Scan the lines below for the string "AASHTO" and report how many lines contain it, giving only the number.

[start MATERIAL FOR THIS TASK]

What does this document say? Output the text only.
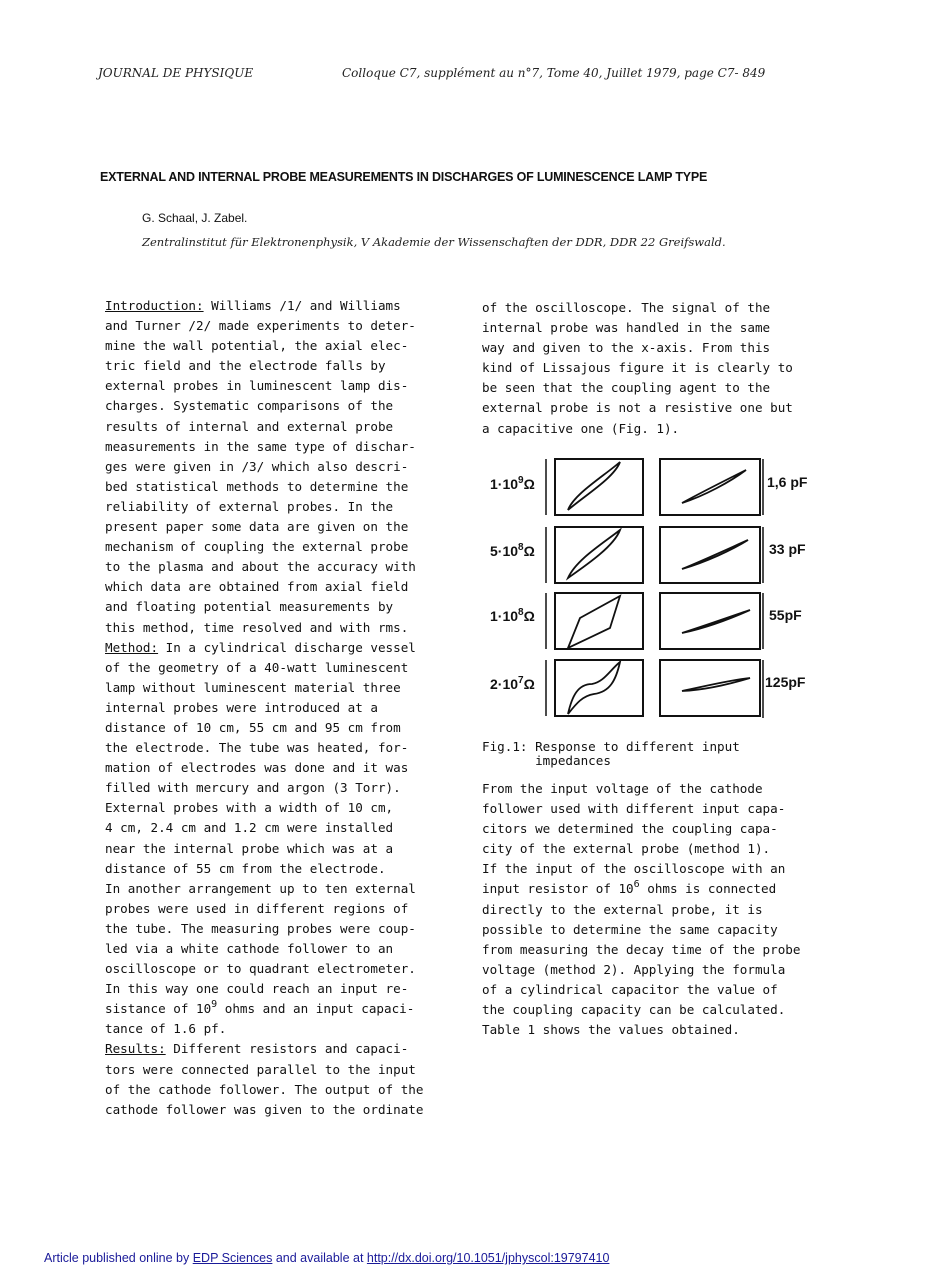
JOURNAL DE PHYSIQUE	Colloque C7, supplément au n°7, Tome 40, Juillet 1979, page C7- 849
EXTERNAL AND INTERNAL PROBE MEASUREMENTS IN DISCHARGES OF LUMINESCENCE LAMP TYPE
G. Schaal, J. Zabel.
Zentralinstitut für Elektronenphysik, V Akademie der Wissenschaften der DDR, DDR 22 Greifswald.
Introduction: Williams /1/ and Williams
and Turner /2/ made experiments to deter-
mine the wall potential, the axial elec-
tric field and the electrode falls by
external probes in luminescent lamp dis-
charges. Systematic comparisons of the
results of internal and external probe
measurements in the same type of dischar-
ges were given in /3/ which also descri-
bed statistical methods to determine the
reliability of external probes. In the
present paper some data are given on the
mechanism of coupling the external probe
to the plasma and about the accuracy with
which data are obtained from axial field
and floating potential measurements by
this method, time resolved and with rms.
Method: In a cylindrical discharge vessel
of the geometry of a 40-watt luminescent
lamp without luminescent material three
internal probes were introduced at a
distance of 10 cm, 55 cm and 95 cm from
the electrode. The tube was heated, for-
mation of electrodes was done and it was
filled with mercury and argon (3 Torr).
External probes with a width of 10 cm,
4 cm, 2.4 cm and 1.2 cm were installed
near the internal probe which was at a
distance of 55 cm from the electrode.
In another arrangement up to ten external
probes were used in different regions of
the tube. The measuring probes were coup-
led via a white cathode follower to an
oscilloscope or to quadrant electrometer.
In this way one could reach an input re-
sistance of $10^9$ ohms and an input capaci-
tance of 1.6 pf.
Results: Different resistors and capaci-
tors were connected parallel to the input
of the cathode follower. The output of the
cathode follower was given to the ordinate
of the oscilloscope. The signal of the
internal probe was handled in the same
way and given to the x-axis. From this
kind of Lissajous figure it is clearly to
be seen that the coupling agent to the
external probe is not a resistive one but
a capacitive one (Fig. 1).
$1\cdot 10^9\Omega$
$5\cdot 10^8\Omega$
$1\cdot 10^8\Omega$
$2\cdot 10^7\Omega$
1,6 pF
33 pF
55pF
125pF
Fig.1: Response to different input
impedances
From the input voltage of the cathode
follower used with different input capa-
citors we determined the coupling capa-
city of the external probe (method 1).
If the input of the oscilloscope with an
input resistor of $10^6$ ohms is connected
directly to the external probe, it is
possible to determine the same capacity
from measuring the decay time of the probe
voltage (method 2). Applying the formula
of a cylindrical capacitor the value of
the coupling capacity can be calculated.
Table 1 shows the values obtained.
Article published online by EDP Sciences and available at http://dx.doi.org/10.1051/jphyscol:19797410
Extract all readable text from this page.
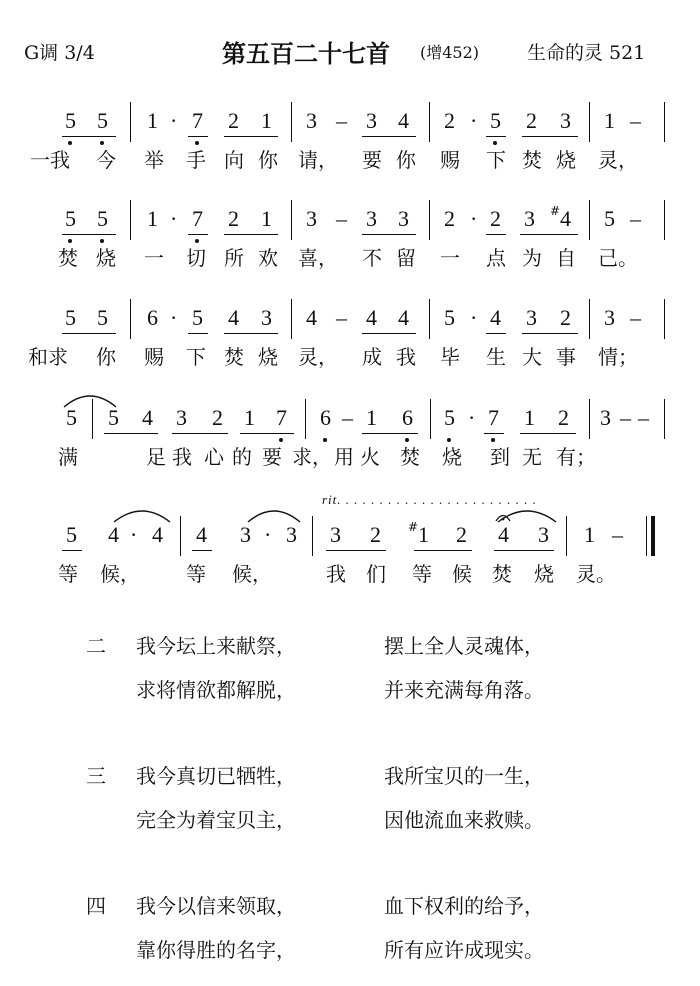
G调 3/4	第五百二十七首 (增452)	生命的灵 521
5 5 1 · 7 2 1 3 – 3 4 2 · 5 2 3 1 –
一我 今 举 手 向 你 请， 要 你 赐 下 焚 烧 灵，
5 5 1 · 7 2 1 3 – 3 3 2 · 2 3 # 4 5 –
焚 烧 一 切 所 欢 喜， 不 留 一 点 为 自 己。
5 5 6 · 5 4 3 4 – 4 4 5 · 4 3 2 3 –
和求 你 赐 下 焚 烧 灵， 成 我 毕 生 大 事 情；
5 5 4 3 2 1 7 6 – 1 6 5 · 7 1 2 3 – –
满	足 我 心 的 要 求， 用 火 焚 烧 到 无 有；
rit. . . . . . . . . . . . . . . . . . . . . . . .
5 4 · 4 4 3 · 3 3 2 # 1 2 4 3 1 –
等 候， 等 候，	我 们 等 候 焚 烧 灵。
二 我今坛上来献祭，	摆上全人灵魂体，
求将情欲都解脱，	并来充满每角落。
三 我今真切已牺牲，	我所宝贝的一生，
完全为着宝贝主，	因他流血来救赎。
四 我今以信来领取，	血下权利的给予，
靠你得胜的名字，	所有应许成现实。
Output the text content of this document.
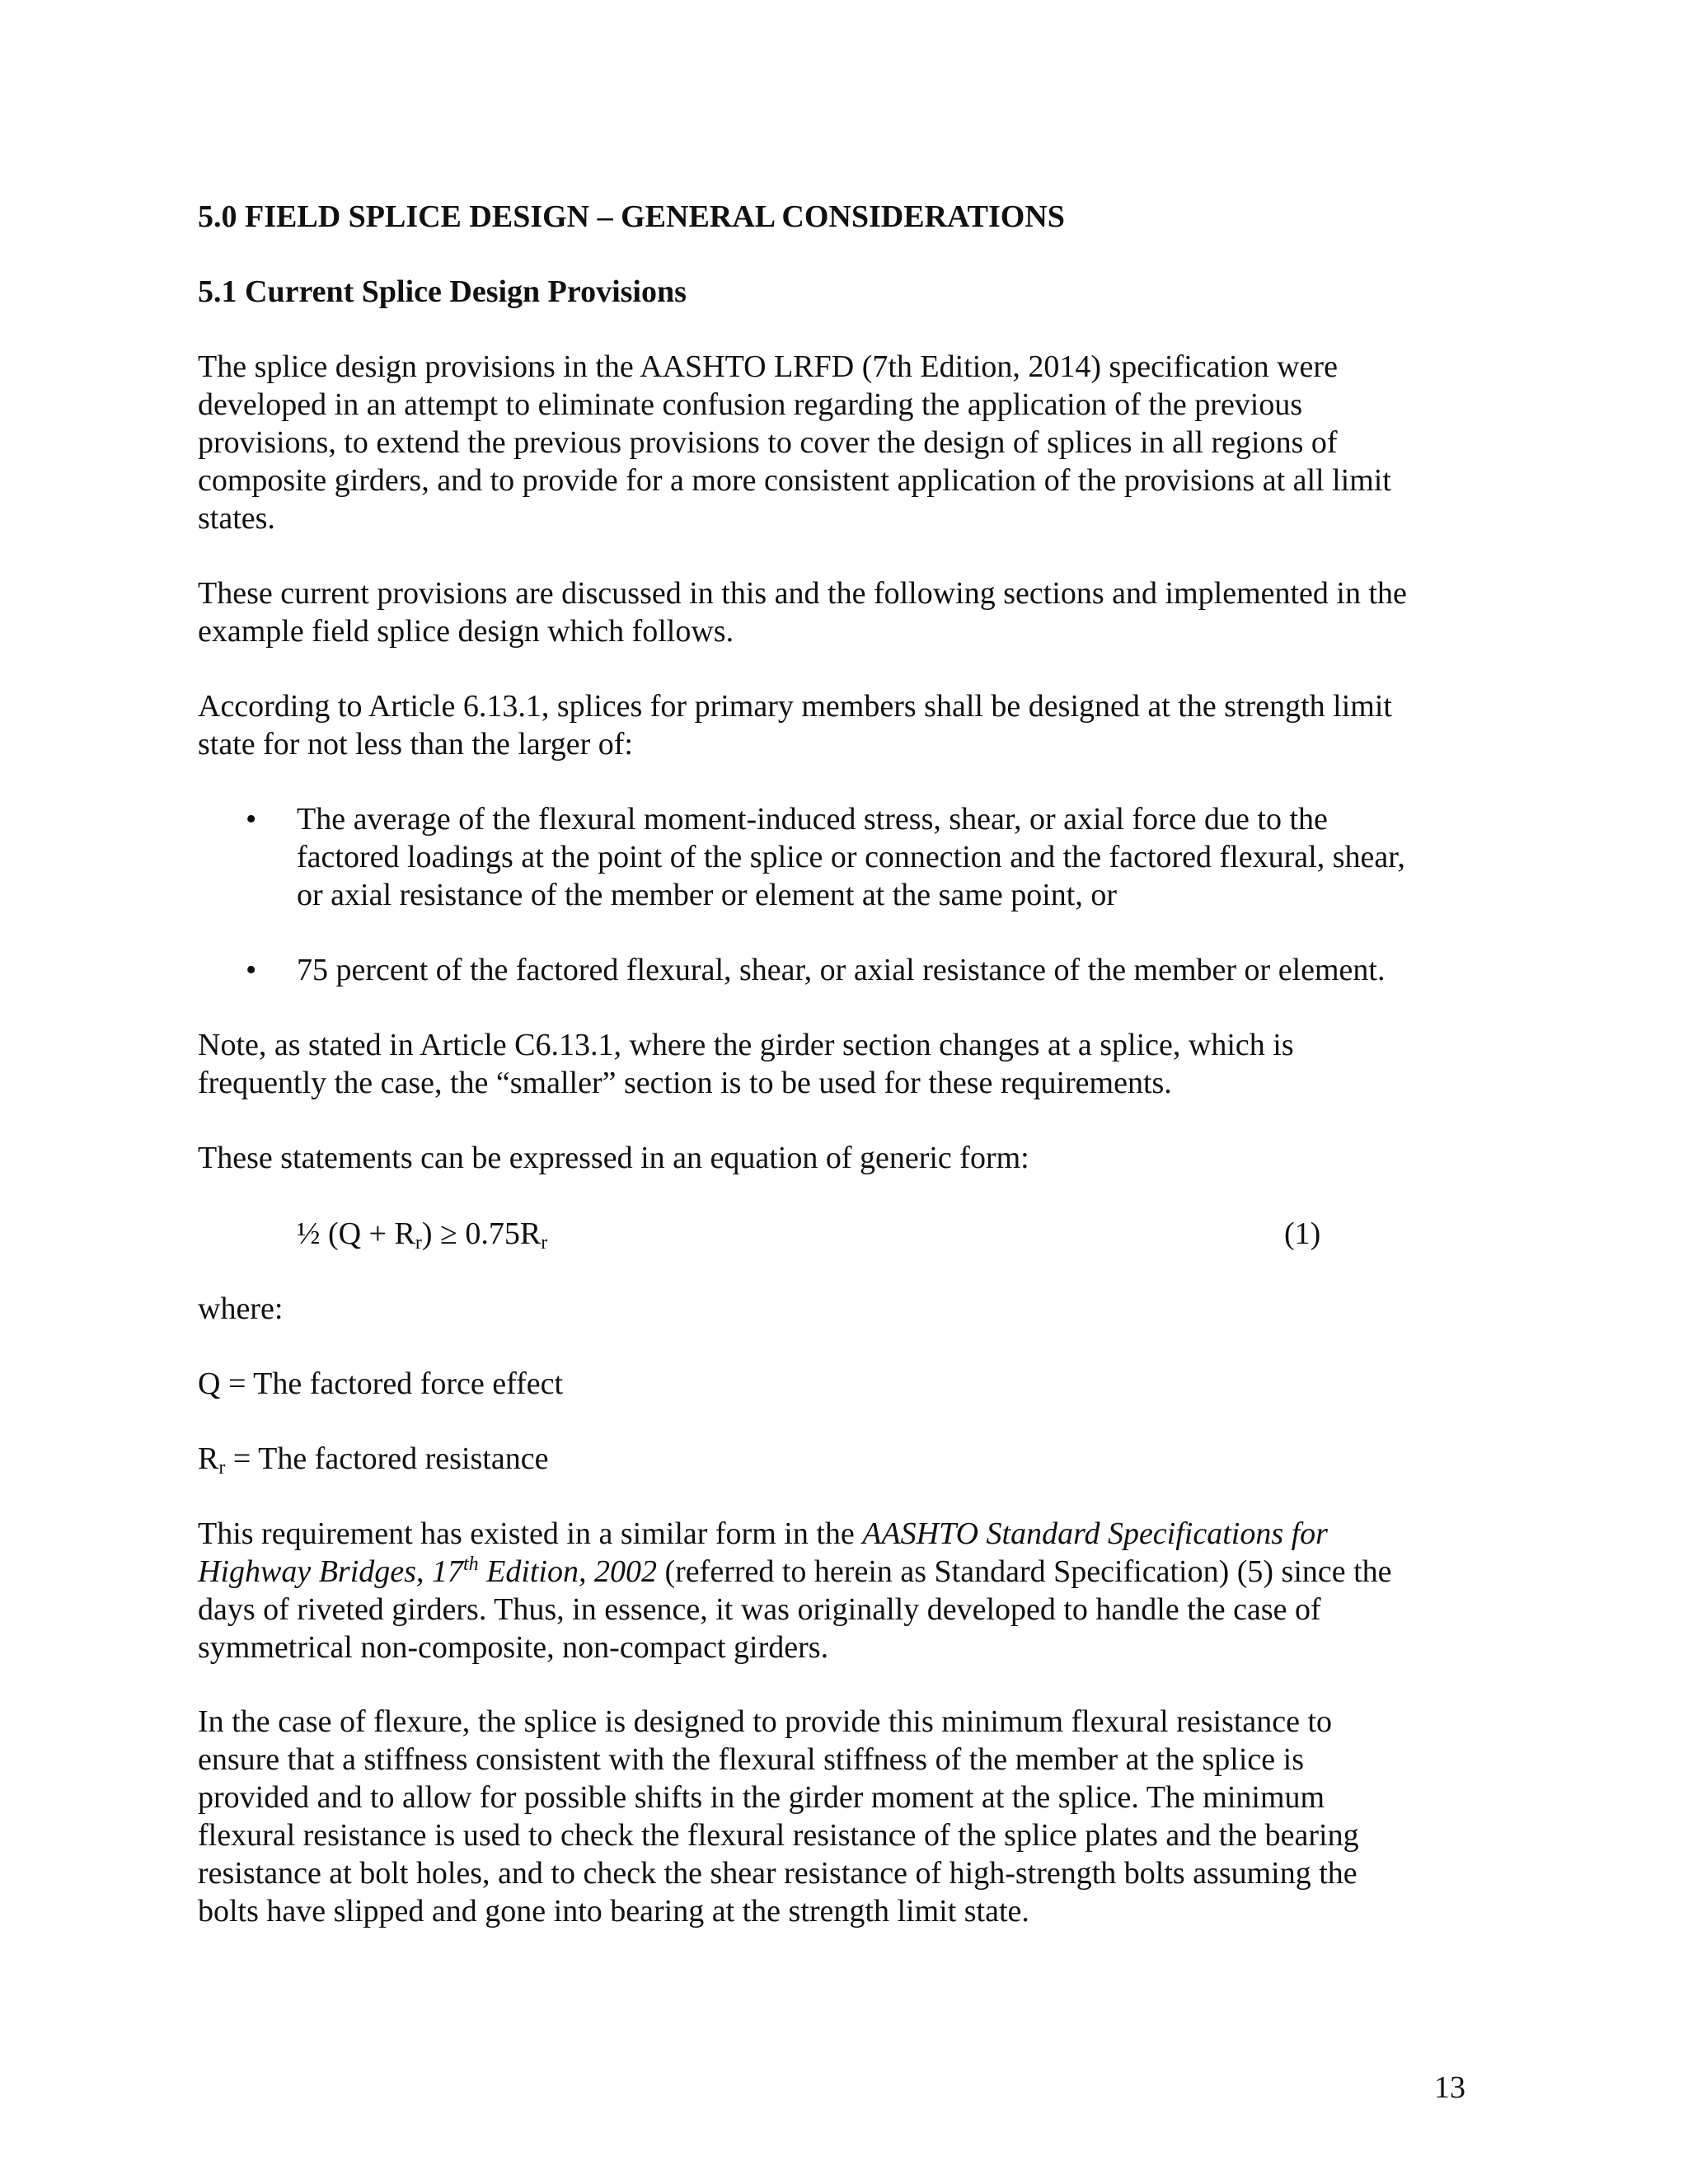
5.0 FIELD SPLICE DESIGN – GENERAL CONSIDERATIONS
5.1 Current Splice Design Provisions
The splice design provisions in the AASHTO LRFD (7th Edition, 2014) specification were
developed in an attempt to eliminate confusion regarding the application of the previous
provisions, to extend the previous provisions to cover the design of splices in all regions of
composite girders, and to provide for a more consistent application of the provisions at all limit
states.
These current provisions are discussed in this and the following sections and implemented in the
example field splice design which follows.
According to Article 6.13.1, splices for primary members shall be designed at the strength limit
state for not less than the larger of:
• The average of the flexural moment-induced stress, shear, or axial force due to the
factored loadings at the point of the splice or connection and the factored flexural, shear,
or axial resistance of the member or element at the same point, or
• 75 percent of the factored flexural, shear, or axial resistance of the member or element.
Note, as stated in Article C6.13.1, where the girder section changes at a splice, which is
frequently the case, the “smaller” section is to be used for these requirements.
These statements can be expressed in an equation of generic form:
½ $(Q + R_r) \ge 0.75R_r$	(1)
where:
Q = The factored force effect
$R_r$ = The factored resistance
This requirement has existed in a similar form in the AASHTO Standard Specifications for
Highway Bridges, 17th Edition, 2002 (referred to herein as Standard Specification) (5) since the
days of riveted girders. Thus, in essence, it was originally developed to handle the case of
symmetrical non-composite, non-compact girders.
In the case of flexure, the splice is designed to provide this minimum flexural resistance to
ensure that a stiffness consistent with the flexural stiffness of the member at the splice is
provided and to allow for possible shifts in the girder moment at the splice. The minimum
flexural resistance is used to check the flexural resistance of the splice plates and the bearing
resistance at bolt holes, and to check the shear resistance of high-strength bolts assuming the
bolts have slipped and gone into bearing at the strength limit state.
13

[end MATERIAL FOR THIS TASK]

REPLY >> 2